** START OF ENTRIES SUPPLIED **

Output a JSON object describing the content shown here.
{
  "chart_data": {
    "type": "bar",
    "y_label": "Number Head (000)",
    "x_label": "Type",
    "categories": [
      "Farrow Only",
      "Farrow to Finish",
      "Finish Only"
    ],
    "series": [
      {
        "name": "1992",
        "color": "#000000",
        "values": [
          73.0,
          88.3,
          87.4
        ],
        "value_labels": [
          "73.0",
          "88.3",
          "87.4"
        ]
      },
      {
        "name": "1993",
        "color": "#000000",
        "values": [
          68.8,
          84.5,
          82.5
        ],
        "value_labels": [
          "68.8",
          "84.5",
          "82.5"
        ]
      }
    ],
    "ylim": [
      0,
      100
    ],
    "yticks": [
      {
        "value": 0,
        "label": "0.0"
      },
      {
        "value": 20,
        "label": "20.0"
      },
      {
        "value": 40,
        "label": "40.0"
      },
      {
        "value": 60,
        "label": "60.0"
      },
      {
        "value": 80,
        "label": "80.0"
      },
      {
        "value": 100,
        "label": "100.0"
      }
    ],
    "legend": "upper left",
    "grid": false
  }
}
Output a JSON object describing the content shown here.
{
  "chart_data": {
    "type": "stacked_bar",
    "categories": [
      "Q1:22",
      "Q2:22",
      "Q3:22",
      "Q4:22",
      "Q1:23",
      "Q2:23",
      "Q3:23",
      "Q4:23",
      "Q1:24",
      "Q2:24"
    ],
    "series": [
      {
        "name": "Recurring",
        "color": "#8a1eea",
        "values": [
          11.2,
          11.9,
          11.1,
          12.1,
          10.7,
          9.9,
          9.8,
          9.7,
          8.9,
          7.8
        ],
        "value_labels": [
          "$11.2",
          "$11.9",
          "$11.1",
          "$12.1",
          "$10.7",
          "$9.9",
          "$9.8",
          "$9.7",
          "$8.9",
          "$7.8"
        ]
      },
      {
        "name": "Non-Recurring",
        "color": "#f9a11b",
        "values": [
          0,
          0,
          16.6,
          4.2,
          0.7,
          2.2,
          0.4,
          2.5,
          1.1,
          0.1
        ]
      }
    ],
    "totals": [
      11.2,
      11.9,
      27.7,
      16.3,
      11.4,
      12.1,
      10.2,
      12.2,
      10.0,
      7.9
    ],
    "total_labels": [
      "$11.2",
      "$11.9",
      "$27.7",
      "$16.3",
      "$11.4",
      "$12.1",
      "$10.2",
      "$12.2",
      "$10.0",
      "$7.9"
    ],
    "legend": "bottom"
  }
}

** END OF ENTRIES SUPPLIED **

TO DO :: Every line above needs to be retyped exactly.

RESULT OF THIS EXERCISE ::
Output a JSON object describing the content shown here.
{
  "chart_data": {
    "type": "bar",
    "y_label": "Number Head (000)",
    "x_label": "Type",
    "categories": [
      "Farrow Only",
      "Farrow to Finish",
      "Finish Only"
    ],
    "series": [
      {
        "name": "1992",
        "color": "#000000",
        "values": [
          73.0,
          88.3,
          87.4
        ],
        "value_labels": [
          "73.0",
          "88.3",
          "87.4"
        ]
      },
      {
        "name": "1993",
        "color": "#000000",
        "values": [
          68.8,
          84.5,
          82.5
        ],
        "value_labels": [
          "68.8",
          "84.5",
          "82.5"
        ]
      }
    ],
    "ylim": [
      0,
      100
    ],
    "yticks": [
      {
        "value": 0,
        "label": "0.0"
      },
      {
        "value": 20,
        "label": "20.0"
      },
      {
        "value": 40,
        "label": "40.0"
      },
      {
        "value": 60,
        "label": "60.0"
      },
      {
        "value": 80,
        "label": "80.0"
      },
      {
        "value": 100,
        "label": "100.0"
      }
    ],
    "legend": "upper left",
    "grid": false
  }
}
Output a JSON object describing the content shown here.
{
  "chart_data": {
    "type": "stacked_bar",
    "categories": [
      "Q1:22",
      "Q2:22",
      "Q3:22",
      "Q4:22",
      "Q1:23",
      "Q2:23",
      "Q3:23",
      "Q4:23",
      "Q1:24",
      "Q2:24"
    ],
    "series": [
      {
        "name": "Recurring",
        "color": "#8a1eea",
        "values": [
          11.2,
          11.9,
          11.1,
          12.1,
          10.7,
          9.9,
          9.8,
          9.7,
          8.9,
          7.8
        ],
        "value_labels": [
          "$11.2",
          "$11.9",
          "$11.1",
          "$12.1",
          "$10.7",
          "$9.9",
          "$9.8",
          "$9.7",
          "$8.9",
          "$7.8"
        ]
      },
      {
        "name": "Non-Recurring",
        "color": "#f9a11b",
        "values": [
          0,
          0,
          16.6,
          4.2,
          0.7,
          2.2,
          0.4,
          2.5,
          1.1,
          0.1
        ]
      }
    ],
    "totals": [
      11.2,
      11.9,
      27.7,
      16.3,
      11.4,
      12.1,
      10.2,
      12.2,
      10.0,
      7.9
    ],
    "total_labels": [
      "$11.2",
      "$11.9",
      "$27.7",
      "$16.3",
      "$11.4",
      "$12.1",
      "$10.2",
      "$12.2",
      "$10.0",
      "$7.9"
    ],
    "legend": "bottom"
  }
}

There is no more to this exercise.